» **Problem to work on**: Transcribe the entries that follow, word for word.

[Stored data entries]
↓↓↓

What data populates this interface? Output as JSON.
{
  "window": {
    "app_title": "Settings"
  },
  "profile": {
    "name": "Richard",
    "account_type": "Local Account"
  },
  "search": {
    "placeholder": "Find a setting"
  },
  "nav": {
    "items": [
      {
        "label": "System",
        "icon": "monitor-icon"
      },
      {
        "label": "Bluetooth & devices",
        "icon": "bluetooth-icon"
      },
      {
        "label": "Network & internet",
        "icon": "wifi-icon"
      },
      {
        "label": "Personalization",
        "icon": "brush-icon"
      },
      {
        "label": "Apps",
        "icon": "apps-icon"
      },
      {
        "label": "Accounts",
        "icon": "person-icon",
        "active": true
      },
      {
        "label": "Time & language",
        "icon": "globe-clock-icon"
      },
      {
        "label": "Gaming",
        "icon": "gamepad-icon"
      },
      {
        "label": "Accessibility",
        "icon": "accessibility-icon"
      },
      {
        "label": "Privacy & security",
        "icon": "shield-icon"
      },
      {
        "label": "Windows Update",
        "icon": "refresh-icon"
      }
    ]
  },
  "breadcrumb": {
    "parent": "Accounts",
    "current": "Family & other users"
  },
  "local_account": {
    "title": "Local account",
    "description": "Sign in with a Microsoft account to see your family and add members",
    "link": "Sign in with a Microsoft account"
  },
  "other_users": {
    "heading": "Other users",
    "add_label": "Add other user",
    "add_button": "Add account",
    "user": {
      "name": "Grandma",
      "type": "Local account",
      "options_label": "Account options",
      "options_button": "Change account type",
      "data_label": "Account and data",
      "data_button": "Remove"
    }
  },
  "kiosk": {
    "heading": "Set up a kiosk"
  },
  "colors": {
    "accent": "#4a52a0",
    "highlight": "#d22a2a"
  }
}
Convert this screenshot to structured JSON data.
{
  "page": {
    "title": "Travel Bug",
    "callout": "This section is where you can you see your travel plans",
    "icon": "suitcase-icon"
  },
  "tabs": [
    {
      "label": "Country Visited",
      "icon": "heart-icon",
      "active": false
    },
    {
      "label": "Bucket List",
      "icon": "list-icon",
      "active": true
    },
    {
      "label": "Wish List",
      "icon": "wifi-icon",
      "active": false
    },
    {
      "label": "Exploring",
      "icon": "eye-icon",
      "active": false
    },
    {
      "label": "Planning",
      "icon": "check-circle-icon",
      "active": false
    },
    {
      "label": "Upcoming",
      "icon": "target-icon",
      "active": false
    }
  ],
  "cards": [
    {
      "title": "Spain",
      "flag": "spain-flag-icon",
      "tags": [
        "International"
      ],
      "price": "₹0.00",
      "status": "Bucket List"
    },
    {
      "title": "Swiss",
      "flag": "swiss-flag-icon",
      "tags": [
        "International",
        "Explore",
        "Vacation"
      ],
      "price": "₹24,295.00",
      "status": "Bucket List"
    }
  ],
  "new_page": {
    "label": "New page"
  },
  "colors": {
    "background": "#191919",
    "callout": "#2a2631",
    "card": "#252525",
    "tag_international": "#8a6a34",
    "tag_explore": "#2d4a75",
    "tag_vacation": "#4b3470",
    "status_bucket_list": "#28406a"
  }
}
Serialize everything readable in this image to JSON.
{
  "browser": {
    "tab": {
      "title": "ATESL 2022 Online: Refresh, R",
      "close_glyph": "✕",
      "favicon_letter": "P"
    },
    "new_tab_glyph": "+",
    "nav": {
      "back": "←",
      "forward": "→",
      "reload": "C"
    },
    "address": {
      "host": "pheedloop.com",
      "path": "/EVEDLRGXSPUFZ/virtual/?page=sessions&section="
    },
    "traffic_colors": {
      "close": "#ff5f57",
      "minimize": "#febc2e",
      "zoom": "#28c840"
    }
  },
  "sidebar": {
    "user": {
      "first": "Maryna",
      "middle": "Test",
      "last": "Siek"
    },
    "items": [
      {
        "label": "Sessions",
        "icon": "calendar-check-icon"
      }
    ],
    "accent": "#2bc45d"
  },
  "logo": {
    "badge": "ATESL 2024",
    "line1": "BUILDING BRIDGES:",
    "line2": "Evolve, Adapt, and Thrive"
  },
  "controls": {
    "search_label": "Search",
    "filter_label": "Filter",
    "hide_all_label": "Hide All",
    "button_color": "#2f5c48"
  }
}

↑↑↑

» **In response**:
What data populates this interface? Output as JSON.
{
  "window": {
    "app_title": "Settings"
  },
  "profile": {
    "name": "Richard",
    "account_type": "Local Account"
  },
  "search": {
    "placeholder": "Find a setting"
  },
  "nav": {
    "items": [
      {
        "label": "System",
        "icon": "monitor-icon"
      },
      {
        "label": "Bluetooth & devices",
        "icon": "bluetooth-icon"
      },
      {
        "label": "Network & internet",
        "icon": "wifi-icon"
      },
      {
        "label": "Personalization",
        "icon": "brush-icon"
      },
      {
        "label": "Apps",
        "icon": "apps-icon"
      },
      {
        "label": "Accounts",
        "icon": "person-icon",
        "active": true
      },
      {
        "label": "Time & language",
        "icon": "globe-clock-icon"
      },
      {
        "label": "Gaming",
        "icon": "gamepad-icon"
      },
      {
        "label": "Accessibility",
        "icon": "accessibility-icon"
      },
      {
        "label": "Privacy & security",
        "icon": "shield-icon"
      },
      {
        "label": "Windows Update",
        "icon": "refresh-icon"
      }
    ]
  },
  "breadcrumb": {
    "parent": "Accounts",
    "current": "Family & other users"
  },
  "local_account": {
    "title": "Local account",
    "description": "Sign in with a Microsoft account to see your family and add members",
    "link": "Sign in with a Microsoft account"
  },
  "other_users": {
    "heading": "Other users",
    "add_label": "Add other user",
    "add_button": "Add account",
    "user": {
      "name": "Grandma",
      "type": "Local account",
      "options_label": "Account options",
      "options_button": "Change account type",
      "data_label": "Account and data",
      "data_button": "Remove"
    }
  },
  "kiosk": {
    "heading": "Set up a kiosk"
  },
  "colors": {
    "accent": "#4a52a0",
    "highlight": "#d22a2a"
  }
}
Convert this screenshot to structured JSON data.
{
  "page": {
    "title": "Travel Bug",
    "callout": "This section is where you can you see your travel plans",
    "icon": "suitcase-icon"
  },
  "tabs": [
    {
      "label": "Country Visited",
      "icon": "heart-icon",
      "active": false
    },
    {
      "label": "Bucket List",
      "icon": "list-icon",
      "active": true
    },
    {
      "label": "Wish List",
      "icon": "wifi-icon",
      "active": false
    },
    {
      "label": "Exploring",
      "icon": "eye-icon",
      "active": false
    },
    {
      "label": "Planning",
      "icon": "check-circle-icon",
      "active": false
    },
    {
      "label": "Upcoming",
      "icon": "target-icon",
      "active": false
    }
  ],
  "cards": [
    {
      "title": "Spain",
      "flag": "spain-flag-icon",
      "tags": [
        "International"
      ],
      "price": "₹0.00",
      "status": "Bucket List"
    },
    {
      "title": "Swiss",
      "flag": "swiss-flag-icon",
      "tags": [
        "International",
        "Explore",
        "Vacation"
      ],
      "price": "₹24,295.00",
      "status": "Bucket List"
    }
  ],
  "new_page": {
    "label": "New page"
  },
  "colors": {
    "background": "#191919",
    "callout": "#2a2631",
    "card": "#252525",
    "tag_international": "#8a6a34",
    "tag_explore": "#2d4a75",
    "tag_vacation": "#4b3470",
    "status_bucket_list": "#28406a"
  }
}
Serialize everything readable in this image to JSON.
{
  "browser": {
    "tab": {
      "title": "ATESL 2022 Online: Refresh, R",
      "close_glyph": "✕",
      "favicon_letter": "P"
    },
    "new_tab_glyph": "+",
    "nav": {
      "back": "←",
      "forward": "→",
      "reload": "C"
    },
    "address": {
      "host": "pheedloop.com",
      "path": "/EVEDLRGXSPUFZ/virtual/?page=sessions&section="
    },
    "traffic_colors": {
      "close": "#ff5f57",
      "minimize": "#febc2e",
      "zoom": "#28c840"
    }
  },
  "sidebar": {
    "user": {
      "first": "Maryna",
      "middle": "Test",
      "last": "Siek"
    },
    "items": [
      {
        "label": "Sessions",
        "icon": "calendar-check-icon"
      }
    ],
    "accent": "#2bc45d"
  },
  "logo": {
    "badge": "ATESL 2024",
    "line1": "BUILDING BRIDGES:",
    "line2": "Evolve, Adapt, and Thrive"
  },
  "controls": {
    "search_label": "Search",
    "filter_label": "Filter",
    "hide_all_label": "Hide All",
    "button_color": "#2f5c48"
  }
}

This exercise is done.